● **Problem statement**: Every line that contains the word "Output" should be copied out.

● **Given data**:
+---+

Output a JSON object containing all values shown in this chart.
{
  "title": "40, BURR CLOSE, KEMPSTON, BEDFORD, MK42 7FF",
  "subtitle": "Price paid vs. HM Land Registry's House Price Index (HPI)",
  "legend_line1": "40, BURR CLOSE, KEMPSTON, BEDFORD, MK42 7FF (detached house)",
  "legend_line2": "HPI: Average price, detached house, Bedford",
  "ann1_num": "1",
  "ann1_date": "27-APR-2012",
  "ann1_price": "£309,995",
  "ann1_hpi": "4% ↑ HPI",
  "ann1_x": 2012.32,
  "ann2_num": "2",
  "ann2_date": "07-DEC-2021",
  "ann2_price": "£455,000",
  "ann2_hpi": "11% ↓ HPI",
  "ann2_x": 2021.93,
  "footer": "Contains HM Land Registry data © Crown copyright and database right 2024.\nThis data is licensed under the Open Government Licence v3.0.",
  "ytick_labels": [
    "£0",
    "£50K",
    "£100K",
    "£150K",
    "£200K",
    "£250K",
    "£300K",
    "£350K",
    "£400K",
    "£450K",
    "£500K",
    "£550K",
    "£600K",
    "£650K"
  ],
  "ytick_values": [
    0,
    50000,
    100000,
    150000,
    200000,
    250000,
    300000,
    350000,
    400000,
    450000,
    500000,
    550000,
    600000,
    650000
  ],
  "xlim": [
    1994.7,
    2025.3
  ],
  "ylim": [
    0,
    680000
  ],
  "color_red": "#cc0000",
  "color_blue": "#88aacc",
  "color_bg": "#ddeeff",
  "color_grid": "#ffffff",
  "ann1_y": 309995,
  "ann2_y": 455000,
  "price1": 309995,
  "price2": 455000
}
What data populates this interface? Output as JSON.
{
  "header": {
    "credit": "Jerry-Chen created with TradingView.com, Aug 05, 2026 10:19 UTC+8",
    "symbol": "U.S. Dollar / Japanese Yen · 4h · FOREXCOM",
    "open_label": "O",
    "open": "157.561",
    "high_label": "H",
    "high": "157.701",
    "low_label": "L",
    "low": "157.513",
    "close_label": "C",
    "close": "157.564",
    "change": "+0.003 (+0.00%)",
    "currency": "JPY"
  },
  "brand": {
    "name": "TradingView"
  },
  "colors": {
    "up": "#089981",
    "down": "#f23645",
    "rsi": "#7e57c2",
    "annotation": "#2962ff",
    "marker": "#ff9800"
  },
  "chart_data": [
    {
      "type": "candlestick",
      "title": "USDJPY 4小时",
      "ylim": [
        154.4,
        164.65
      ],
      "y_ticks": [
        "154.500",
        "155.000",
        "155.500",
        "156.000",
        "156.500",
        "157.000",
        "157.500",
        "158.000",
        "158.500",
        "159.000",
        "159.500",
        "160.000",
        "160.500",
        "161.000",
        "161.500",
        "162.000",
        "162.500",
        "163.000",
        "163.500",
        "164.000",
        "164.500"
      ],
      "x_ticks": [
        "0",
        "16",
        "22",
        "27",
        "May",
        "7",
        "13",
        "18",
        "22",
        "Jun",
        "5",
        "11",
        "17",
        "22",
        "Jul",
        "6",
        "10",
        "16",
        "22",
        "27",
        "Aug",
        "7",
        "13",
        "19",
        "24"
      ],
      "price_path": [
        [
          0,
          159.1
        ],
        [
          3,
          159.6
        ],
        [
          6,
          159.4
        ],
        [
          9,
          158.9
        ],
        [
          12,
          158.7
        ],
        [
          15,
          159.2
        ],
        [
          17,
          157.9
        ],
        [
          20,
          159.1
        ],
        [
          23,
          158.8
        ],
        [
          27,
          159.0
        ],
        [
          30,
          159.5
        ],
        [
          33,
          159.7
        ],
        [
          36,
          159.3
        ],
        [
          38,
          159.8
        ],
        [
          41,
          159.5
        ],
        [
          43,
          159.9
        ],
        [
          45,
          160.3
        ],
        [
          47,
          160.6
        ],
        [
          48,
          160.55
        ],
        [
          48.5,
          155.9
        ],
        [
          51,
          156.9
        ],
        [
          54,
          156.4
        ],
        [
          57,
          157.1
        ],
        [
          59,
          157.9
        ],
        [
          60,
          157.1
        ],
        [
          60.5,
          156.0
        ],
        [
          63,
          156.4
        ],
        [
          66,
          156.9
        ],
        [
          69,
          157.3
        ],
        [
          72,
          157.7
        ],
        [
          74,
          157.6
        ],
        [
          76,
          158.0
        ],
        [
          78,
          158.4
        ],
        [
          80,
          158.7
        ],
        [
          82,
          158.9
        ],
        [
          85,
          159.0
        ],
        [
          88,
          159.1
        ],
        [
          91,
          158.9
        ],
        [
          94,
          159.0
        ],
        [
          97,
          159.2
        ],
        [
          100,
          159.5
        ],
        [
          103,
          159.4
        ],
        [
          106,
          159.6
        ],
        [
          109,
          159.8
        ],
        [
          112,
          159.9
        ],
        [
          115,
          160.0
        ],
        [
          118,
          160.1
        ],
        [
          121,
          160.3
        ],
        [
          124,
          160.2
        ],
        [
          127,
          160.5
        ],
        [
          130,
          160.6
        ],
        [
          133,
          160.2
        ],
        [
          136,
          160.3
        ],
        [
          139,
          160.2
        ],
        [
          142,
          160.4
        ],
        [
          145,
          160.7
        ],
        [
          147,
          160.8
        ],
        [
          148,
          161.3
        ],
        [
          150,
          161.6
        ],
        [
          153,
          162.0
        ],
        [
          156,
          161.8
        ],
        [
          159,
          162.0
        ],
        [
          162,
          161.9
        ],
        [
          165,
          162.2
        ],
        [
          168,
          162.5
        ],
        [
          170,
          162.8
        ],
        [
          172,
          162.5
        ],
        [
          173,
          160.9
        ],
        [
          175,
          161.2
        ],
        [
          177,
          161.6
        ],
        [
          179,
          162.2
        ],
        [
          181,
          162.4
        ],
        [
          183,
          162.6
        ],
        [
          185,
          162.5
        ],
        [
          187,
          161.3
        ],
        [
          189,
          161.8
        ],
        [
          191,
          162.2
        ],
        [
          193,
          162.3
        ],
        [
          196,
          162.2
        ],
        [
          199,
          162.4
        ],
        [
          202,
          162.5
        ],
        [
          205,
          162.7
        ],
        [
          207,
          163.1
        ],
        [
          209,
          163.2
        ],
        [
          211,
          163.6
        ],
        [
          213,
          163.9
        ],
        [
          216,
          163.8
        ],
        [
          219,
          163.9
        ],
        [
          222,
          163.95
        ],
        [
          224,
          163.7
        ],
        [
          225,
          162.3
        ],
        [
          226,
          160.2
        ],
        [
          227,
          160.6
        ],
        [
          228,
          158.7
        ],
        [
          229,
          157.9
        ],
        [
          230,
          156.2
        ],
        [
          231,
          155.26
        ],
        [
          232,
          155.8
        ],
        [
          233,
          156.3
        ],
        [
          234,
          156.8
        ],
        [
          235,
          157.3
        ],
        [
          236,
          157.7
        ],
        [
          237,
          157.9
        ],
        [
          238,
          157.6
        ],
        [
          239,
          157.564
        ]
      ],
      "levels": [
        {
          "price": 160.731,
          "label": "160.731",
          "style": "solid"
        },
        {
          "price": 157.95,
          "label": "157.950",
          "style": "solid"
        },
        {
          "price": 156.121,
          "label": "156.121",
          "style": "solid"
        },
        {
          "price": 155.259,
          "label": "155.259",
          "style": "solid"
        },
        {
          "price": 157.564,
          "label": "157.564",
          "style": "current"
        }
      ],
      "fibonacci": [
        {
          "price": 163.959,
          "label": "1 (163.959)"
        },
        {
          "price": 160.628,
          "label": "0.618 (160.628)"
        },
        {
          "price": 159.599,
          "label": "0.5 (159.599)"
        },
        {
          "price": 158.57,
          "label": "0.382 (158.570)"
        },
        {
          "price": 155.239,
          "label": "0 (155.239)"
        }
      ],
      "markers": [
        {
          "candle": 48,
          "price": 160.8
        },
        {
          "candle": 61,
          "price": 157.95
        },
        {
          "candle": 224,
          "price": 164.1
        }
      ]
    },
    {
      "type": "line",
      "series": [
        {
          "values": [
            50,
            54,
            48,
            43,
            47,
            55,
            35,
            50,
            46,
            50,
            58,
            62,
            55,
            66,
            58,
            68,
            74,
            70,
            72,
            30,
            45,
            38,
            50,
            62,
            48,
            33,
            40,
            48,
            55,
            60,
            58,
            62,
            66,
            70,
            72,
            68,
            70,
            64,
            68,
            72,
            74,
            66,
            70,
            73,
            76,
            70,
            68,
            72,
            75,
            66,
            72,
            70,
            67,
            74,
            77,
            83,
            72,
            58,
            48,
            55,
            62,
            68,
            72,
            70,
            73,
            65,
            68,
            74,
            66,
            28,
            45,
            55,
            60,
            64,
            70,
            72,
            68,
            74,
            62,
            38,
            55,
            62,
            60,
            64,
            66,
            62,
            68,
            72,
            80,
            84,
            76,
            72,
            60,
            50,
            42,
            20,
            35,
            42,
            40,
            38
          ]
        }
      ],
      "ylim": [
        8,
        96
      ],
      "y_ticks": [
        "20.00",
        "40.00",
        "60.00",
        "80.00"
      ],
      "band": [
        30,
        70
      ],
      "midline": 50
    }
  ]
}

+---+

● **Answer to this problem**:
Output a JSON object containing all values shown in this chart.
What data populates this interface? Output as JSON.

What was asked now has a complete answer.